WORK TO BE COMPLETED:
Copy out the lines of the items verbatim, beginning with the line containing "y-tick-label: 80 [21,239,36,253]" and continuing through the line containing "x-tick-label: キタサンブラック [305,419,319,507]", both ends included.

Stored data entries:
****
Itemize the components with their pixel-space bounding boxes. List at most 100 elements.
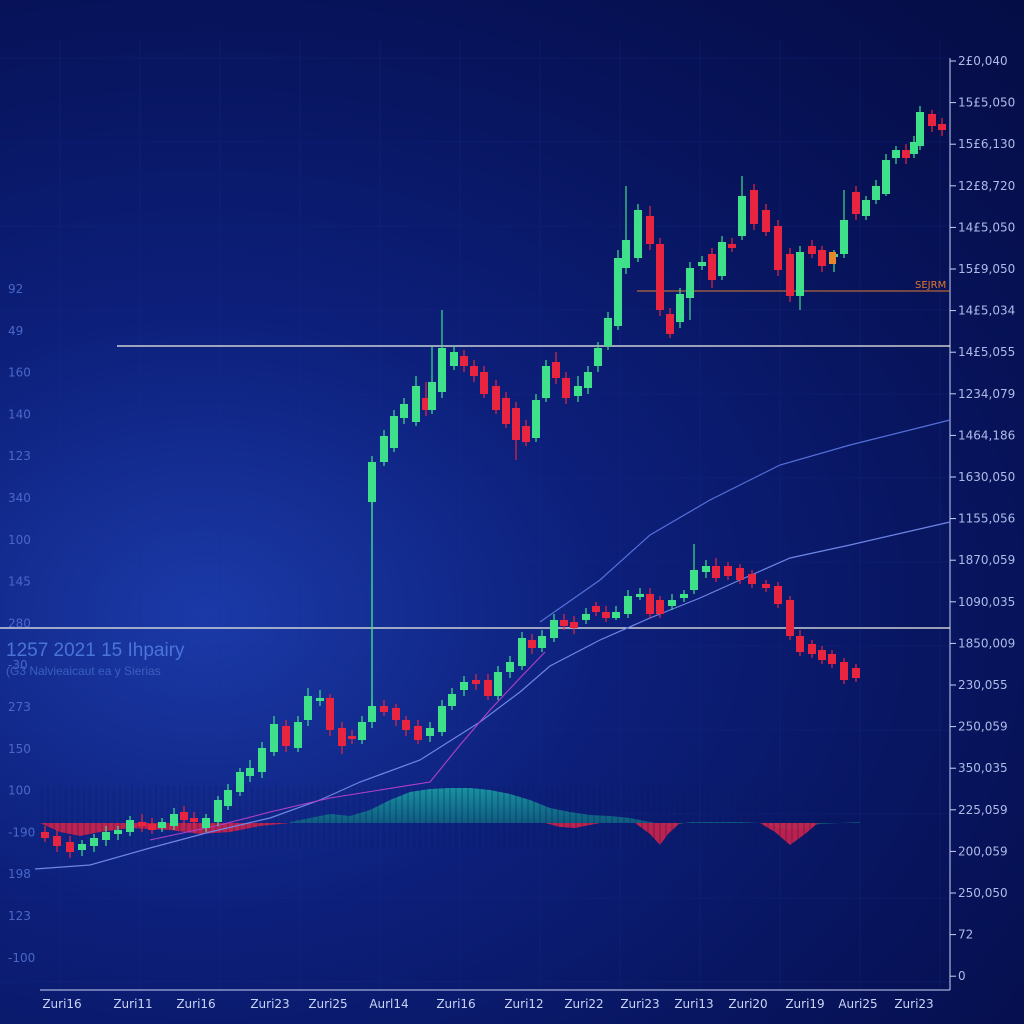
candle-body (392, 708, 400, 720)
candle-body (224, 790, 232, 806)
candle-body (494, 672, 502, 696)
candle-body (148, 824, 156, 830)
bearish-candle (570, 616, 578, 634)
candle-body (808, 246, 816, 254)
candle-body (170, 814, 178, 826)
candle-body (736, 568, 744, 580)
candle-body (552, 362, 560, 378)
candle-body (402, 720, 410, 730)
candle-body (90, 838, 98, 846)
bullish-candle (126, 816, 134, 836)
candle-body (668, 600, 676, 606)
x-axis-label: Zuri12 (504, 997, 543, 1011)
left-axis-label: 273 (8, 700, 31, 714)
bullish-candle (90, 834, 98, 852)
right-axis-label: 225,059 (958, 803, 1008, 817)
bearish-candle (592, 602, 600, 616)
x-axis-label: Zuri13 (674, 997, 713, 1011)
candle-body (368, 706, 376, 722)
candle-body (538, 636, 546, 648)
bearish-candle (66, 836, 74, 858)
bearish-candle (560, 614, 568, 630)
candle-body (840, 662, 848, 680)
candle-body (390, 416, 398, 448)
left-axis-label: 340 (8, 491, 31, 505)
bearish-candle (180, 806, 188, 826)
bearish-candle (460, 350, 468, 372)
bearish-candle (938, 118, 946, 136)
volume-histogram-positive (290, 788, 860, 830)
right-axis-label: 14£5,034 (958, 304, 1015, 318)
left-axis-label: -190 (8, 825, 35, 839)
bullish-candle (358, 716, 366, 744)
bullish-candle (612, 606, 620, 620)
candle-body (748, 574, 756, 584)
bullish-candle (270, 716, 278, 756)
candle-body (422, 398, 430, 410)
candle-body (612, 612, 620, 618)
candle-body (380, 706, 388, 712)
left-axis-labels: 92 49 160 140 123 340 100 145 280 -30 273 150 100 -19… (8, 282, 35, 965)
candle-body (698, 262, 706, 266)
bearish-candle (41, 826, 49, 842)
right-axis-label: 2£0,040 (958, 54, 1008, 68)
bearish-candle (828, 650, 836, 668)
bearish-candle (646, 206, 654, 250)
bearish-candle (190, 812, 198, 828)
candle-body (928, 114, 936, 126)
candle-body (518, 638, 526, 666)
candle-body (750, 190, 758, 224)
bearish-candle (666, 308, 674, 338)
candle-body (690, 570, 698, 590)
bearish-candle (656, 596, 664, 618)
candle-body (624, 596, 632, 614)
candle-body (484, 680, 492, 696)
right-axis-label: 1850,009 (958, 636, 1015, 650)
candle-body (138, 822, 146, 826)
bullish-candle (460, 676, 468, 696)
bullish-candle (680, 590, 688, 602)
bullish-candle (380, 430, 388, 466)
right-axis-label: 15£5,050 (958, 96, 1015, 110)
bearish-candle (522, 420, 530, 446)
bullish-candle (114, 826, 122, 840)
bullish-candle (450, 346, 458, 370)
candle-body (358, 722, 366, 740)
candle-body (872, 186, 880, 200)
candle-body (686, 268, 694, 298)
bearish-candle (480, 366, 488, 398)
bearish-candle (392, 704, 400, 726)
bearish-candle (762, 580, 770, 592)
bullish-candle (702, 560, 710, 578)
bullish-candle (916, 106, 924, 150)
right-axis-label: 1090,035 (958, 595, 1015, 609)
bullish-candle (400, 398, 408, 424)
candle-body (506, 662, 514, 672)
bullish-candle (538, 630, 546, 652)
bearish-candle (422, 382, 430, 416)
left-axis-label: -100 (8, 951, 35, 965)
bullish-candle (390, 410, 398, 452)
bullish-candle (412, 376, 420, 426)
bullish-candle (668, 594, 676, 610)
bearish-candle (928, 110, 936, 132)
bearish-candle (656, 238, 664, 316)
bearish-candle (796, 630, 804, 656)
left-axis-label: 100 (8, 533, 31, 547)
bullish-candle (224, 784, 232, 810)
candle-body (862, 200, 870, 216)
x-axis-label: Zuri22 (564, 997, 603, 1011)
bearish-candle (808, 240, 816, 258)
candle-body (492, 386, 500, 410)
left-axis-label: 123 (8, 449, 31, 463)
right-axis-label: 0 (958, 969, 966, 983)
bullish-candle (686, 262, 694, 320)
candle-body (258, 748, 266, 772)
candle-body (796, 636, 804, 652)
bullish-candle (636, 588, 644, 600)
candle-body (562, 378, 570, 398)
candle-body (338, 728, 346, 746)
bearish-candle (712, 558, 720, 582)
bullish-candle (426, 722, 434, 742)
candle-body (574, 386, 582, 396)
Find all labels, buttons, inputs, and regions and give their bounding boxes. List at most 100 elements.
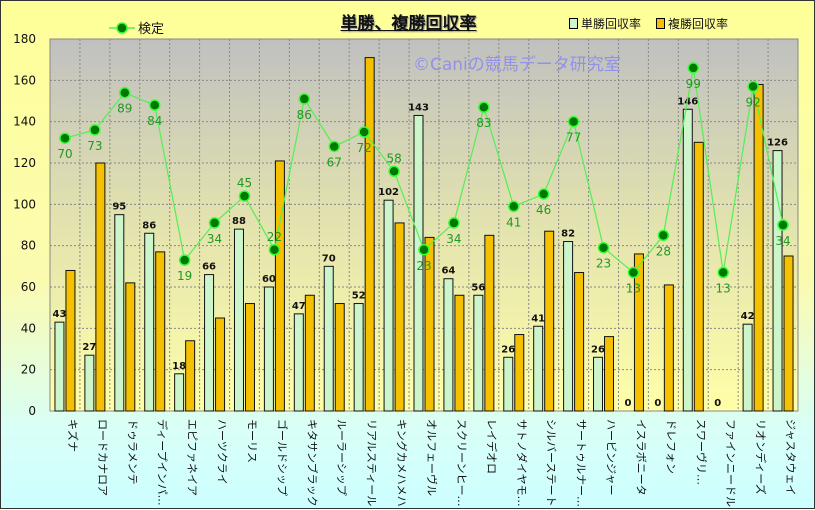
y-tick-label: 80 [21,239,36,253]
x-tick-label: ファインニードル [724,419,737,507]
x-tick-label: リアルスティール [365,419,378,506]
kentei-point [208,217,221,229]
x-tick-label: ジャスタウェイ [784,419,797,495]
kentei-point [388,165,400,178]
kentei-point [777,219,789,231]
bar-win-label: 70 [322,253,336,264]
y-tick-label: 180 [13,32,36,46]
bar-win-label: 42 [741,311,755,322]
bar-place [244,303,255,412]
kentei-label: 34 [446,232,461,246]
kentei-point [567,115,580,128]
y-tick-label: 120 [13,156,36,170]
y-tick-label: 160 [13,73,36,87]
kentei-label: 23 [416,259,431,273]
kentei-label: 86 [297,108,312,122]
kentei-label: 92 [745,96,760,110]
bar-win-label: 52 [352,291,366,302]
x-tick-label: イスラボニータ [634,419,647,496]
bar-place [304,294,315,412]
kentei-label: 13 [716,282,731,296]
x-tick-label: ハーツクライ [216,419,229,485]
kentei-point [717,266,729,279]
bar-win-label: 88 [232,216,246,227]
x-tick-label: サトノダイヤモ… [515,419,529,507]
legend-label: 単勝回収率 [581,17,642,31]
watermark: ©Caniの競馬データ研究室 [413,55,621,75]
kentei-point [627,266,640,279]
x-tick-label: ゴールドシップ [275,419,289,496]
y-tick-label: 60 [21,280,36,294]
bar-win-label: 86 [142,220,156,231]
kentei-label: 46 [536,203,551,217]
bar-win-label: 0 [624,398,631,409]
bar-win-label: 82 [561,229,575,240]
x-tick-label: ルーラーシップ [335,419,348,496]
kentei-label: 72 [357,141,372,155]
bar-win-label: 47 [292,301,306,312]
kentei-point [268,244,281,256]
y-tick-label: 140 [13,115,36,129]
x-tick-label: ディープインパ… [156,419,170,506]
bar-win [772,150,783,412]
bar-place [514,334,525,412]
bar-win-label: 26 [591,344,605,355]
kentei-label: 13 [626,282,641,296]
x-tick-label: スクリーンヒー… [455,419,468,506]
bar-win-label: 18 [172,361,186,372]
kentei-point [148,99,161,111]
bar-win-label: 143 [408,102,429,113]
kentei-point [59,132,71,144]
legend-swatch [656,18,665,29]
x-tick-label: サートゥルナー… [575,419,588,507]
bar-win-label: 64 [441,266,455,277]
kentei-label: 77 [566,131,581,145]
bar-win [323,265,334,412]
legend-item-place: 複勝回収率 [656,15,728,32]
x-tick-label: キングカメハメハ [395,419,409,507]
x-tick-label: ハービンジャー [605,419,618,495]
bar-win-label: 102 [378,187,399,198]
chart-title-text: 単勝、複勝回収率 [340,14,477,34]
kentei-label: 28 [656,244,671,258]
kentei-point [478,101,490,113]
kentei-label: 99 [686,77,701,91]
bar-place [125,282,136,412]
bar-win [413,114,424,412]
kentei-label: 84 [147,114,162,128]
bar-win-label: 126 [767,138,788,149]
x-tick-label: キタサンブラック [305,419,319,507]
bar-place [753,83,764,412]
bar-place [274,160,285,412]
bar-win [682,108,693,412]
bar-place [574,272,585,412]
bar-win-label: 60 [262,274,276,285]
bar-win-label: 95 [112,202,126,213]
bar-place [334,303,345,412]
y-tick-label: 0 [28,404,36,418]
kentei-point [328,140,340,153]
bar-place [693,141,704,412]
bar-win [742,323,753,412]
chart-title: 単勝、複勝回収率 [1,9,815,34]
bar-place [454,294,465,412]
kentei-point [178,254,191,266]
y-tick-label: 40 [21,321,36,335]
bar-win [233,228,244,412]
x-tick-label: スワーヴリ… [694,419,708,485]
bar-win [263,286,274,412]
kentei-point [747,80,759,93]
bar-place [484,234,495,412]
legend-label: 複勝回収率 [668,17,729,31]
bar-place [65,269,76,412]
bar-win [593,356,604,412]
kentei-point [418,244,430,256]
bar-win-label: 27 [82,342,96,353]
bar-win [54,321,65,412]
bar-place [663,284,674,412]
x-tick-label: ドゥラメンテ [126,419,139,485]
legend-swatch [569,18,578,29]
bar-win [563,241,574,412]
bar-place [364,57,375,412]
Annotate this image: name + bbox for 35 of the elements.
****
RESULT:
y-tick-label: 80 [21,239,36,253]
x-tick-label: ファインニードル [724,419,737,507]
x-tick-label: リアルスティール [365,419,378,506]
kentei-point [208,217,221,229]
x-tick-label: ジャスタウェイ [784,419,797,495]
kentei-point [388,165,400,178]
kentei-point [777,219,789,231]
bar-win-label: 70 [322,253,336,264]
y-tick-label: 180 [13,32,36,46]
bar-win-label: 42 [741,311,755,322]
bar-place [244,303,255,412]
kentei-label: 34 [446,232,461,246]
kentei-point [567,115,580,128]
y-tick-label: 120 [13,156,36,170]
y-tick-label: 160 [13,73,36,87]
kentei-label: 23 [416,259,431,273]
kentei-label: 86 [297,108,312,122]
kentei-label: 92 [745,96,760,110]
bar-win-label: 52 [352,291,366,302]
x-tick-label: イスラボニータ [634,419,647,496]
bar-place [304,294,315,412]
kentei-label: 13 [716,282,731,296]
x-tick-label: ハーツクライ [216,419,229,485]
kentei-point [717,266,729,279]
bar-win-label: 88 [232,216,246,227]
x-tick-label: サトノダイヤモ… [515,419,529,507]
legend-label: 単勝回収率 [581,17,642,31]
watermark: ©Caniの競馬データ研究室 [413,55,621,75]
kentei-point [627,266,640,279]
x-tick-label: ゴールドシップ [275,419,289,496]
y-tick-label: 60 [21,280,36,294]
bar-win-label: 86 [142,220,156,231]
kentei-label: 46 [536,203,551,217]
bar-win-label: 0 [624,398,631,409]
bar-win-label: 82 [561,229,575,240]
x-tick-label: ルーラーシップ [335,419,348,496]
kentei-label: 72 [357,141,372,155]
bar-win-label: 47 [292,301,306,312]
kentei-point [268,244,281,256]
y-tick-label: 140 [13,115,36,129]
x-tick-label: ディープインパ… [156,419,170,506]
bar-win [772,150,783,412]
bar-place [514,334,525,412]
bar-win-label: 26 [591,344,605,355]
kentei-label: 13 [626,282,641,296]
x-tick-label: スクリーンヒー… [455,419,468,506]
bar-win-label: 18 [172,361,186,372]
kentei-point [148,99,161,111]
bar-win-label: 143 [408,102,429,113]
kentei-point [59,132,71,144]
legend-swatch [656,18,665,29]
x-tick-label: サートゥルナー… [575,419,588,507]
bar-win-label: 64 [441,266,455,277]
kentei-label: 77 [566,131,581,145]
bar-win [323,265,334,412]
legend-item-place: 複勝回収率 [656,15,728,32]
x-tick-label: キングカメハメハ [395,419,409,507]
x-tick-label: ハービンジャー [605,419,618,495]
bar-win-label: 102 [378,187,399,198]
chart-title-text: 単勝、複勝回収率 [340,14,477,34]
kentei-label: 28 [656,244,671,258]
kentei-point [478,101,490,113]
kentei-label: 99 [686,77,701,91]
bar-place [125,282,136,412]
bar-win [413,114,424,412]
kentei-label: 84 [147,114,162,128]
bar-win-label: 126 [767,138,788,149]
x-tick-label: キタサンブラック [305,419,319,507]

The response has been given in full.